_WRITTEN INSTRUCTION_: All records should be reproduced verbatim.

Rows from a dataset:
===
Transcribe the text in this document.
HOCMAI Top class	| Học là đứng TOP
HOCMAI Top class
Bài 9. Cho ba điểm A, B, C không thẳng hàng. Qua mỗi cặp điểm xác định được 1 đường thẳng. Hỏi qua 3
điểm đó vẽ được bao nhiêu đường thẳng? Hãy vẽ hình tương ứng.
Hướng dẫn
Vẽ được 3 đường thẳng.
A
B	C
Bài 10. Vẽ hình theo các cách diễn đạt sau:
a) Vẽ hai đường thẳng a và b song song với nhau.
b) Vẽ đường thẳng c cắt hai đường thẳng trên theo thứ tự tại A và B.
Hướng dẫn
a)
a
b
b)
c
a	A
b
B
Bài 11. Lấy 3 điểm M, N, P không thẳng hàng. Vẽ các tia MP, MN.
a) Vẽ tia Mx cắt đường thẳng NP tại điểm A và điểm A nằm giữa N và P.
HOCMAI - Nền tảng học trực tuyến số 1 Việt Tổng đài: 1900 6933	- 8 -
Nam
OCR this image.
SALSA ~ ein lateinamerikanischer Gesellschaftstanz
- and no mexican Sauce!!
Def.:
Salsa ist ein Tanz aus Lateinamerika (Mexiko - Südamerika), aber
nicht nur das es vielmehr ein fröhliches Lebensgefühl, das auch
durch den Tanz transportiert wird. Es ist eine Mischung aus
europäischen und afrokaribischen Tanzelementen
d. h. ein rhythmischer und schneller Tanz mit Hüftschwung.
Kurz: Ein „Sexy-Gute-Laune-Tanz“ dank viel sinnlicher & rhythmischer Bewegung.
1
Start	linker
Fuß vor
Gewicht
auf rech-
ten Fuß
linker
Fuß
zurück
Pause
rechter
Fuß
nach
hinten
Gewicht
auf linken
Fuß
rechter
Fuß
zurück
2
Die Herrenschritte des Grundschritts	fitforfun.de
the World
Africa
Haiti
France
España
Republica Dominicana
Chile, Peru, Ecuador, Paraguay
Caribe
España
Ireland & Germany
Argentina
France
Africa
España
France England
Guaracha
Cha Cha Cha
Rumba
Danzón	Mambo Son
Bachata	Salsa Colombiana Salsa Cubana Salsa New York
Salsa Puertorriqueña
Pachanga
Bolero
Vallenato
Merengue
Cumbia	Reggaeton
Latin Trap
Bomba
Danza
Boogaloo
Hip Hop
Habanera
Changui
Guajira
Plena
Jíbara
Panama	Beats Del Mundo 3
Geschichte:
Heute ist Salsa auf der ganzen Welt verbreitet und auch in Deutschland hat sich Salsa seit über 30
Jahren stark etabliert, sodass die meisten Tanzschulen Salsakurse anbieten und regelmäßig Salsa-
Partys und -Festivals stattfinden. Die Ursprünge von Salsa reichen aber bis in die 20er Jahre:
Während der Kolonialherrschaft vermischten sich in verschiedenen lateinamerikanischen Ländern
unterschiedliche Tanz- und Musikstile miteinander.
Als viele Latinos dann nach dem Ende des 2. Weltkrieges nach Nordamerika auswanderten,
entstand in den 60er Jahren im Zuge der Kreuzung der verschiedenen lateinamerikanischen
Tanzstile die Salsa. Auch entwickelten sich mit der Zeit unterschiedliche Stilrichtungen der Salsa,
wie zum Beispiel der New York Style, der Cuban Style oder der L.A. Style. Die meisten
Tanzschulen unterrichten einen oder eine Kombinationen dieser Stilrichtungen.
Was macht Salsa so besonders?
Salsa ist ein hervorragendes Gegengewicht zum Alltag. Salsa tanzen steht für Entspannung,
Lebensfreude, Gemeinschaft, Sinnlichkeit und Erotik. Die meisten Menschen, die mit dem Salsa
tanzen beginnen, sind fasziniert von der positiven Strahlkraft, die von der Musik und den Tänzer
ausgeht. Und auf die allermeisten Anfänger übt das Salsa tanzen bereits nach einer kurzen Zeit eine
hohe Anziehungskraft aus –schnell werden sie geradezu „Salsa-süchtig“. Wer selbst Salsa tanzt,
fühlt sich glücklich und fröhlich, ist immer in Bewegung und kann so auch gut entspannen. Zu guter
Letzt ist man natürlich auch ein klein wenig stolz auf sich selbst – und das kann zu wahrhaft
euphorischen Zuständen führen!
===
_SOLUTION FOR THIS EXERCISE_:
Transcribe the text in this document.
HOCMAI Top class	| Học là đứng TOP
HOCMAI Top class
Bài 9. Cho ba điểm A, B, C không thẳng hàng. Qua mỗi cặp điểm xác định được 1 đường thẳng. Hỏi qua 3
điểm đó vẽ được bao nhiêu đường thẳng? Hãy vẽ hình tương ứng.
Hướng dẫn
Vẽ được 3 đường thẳng.
A
B	C
Bài 10. Vẽ hình theo các cách diễn đạt sau:
a) Vẽ hai đường thẳng a và b song song với nhau.
b) Vẽ đường thẳng c cắt hai đường thẳng trên theo thứ tự tại A và B.
Hướng dẫn
a)
a
b
b)
c
a	A
b
B
Bài 11. Lấy 3 điểm M, N, P không thẳng hàng. Vẽ các tia MP, MN.
a) Vẽ tia Mx cắt đường thẳng NP tại điểm A và điểm A nằm giữa N và P.
HOCMAI - Nền tảng học trực tuyến số 1 Việt Tổng đài: 1900 6933	- 8 -
Nam
OCR this image.
SALSA ~ ein lateinamerikanischer Gesellschaftstanz
- and no mexican Sauce!!
Def.:
Salsa ist ein Tanz aus Lateinamerika (Mexiko - Südamerika), aber
nicht nur das es vielmehr ein fröhliches Lebensgefühl, das auch
durch den Tanz transportiert wird. Es ist eine Mischung aus
europäischen und afrokaribischen Tanzelementen
d. h. ein rhythmischer und schneller Tanz mit Hüftschwung.
Kurz: Ein „Sexy-Gute-Laune-Tanz“ dank viel sinnlicher & rhythmischer Bewegung.
1
Start	linker
Fuß vor
Gewicht
auf rech-
ten Fuß
linker
Fuß
zurück
Pause
rechter
Fuß
nach
hinten
Gewicht
auf linken
Fuß
rechter
Fuß
zurück
2
Die Herrenschritte des Grundschritts	fitforfun.de
the World
Africa
Haiti
France
España
Republica Dominicana
Chile, Peru, Ecuador, Paraguay
Caribe
España
Ireland & Germany
Argentina
France
Africa
España
France England
Guaracha
Cha Cha Cha
Rumba
Danzón	Mambo Son
Bachata	Salsa Colombiana Salsa Cubana Salsa New York
Salsa Puertorriqueña
Pachanga
Bolero
Vallenato
Merengue
Cumbia	Reggaeton
Latin Trap
Bomba
Danza
Boogaloo
Hip Hop
Habanera
Changui
Guajira
Plena
Jíbara
Panama	Beats Del Mundo 3
Geschichte:
Heute ist Salsa auf der ganzen Welt verbreitet und auch in Deutschland hat sich Salsa seit über 30
Jahren stark etabliert, sodass die meisten Tanzschulen Salsakurse anbieten und regelmäßig Salsa-
Partys und -Festivals stattfinden. Die Ursprünge von Salsa reichen aber bis in die 20er Jahre:
Während der Kolonialherrschaft vermischten sich in verschiedenen lateinamerikanischen Ländern
unterschiedliche Tanz- und Musikstile miteinander.
Als viele Latinos dann nach dem Ende des 2. Weltkrieges nach Nordamerika auswanderten,
entstand in den 60er Jahren im Zuge der Kreuzung der verschiedenen lateinamerikanischen
Tanzstile die Salsa. Auch entwickelten sich mit der Zeit unterschiedliche Stilrichtungen der Salsa,
wie zum Beispiel der New York Style, der Cuban Style oder der L.A. Style. Die meisten
Tanzschulen unterrichten einen oder eine Kombinationen dieser Stilrichtungen.
Was macht Salsa so besonders?
Salsa ist ein hervorragendes Gegengewicht zum Alltag. Salsa tanzen steht für Entspannung,
Lebensfreude, Gemeinschaft, Sinnlichkeit und Erotik. Die meisten Menschen, die mit dem Salsa
tanzen beginnen, sind fasziniert von der positiven Strahlkraft, die von der Musik und den Tänzer
ausgeht. Und auf die allermeisten Anfänger übt das Salsa tanzen bereits nach einer kurzen Zeit eine
hohe Anziehungskraft aus –schnell werden sie geradezu „Salsa-süchtig“. Wer selbst Salsa tanzt,
fühlt sich glücklich und fröhlich, ist immer in Bewegung und kann so auch gut entspannen. Zu guter
Letzt ist man natürlich auch ein klein wenig stolz auf sich selbst – und das kann zu wahrhaft
euphorischen Zuständen führen!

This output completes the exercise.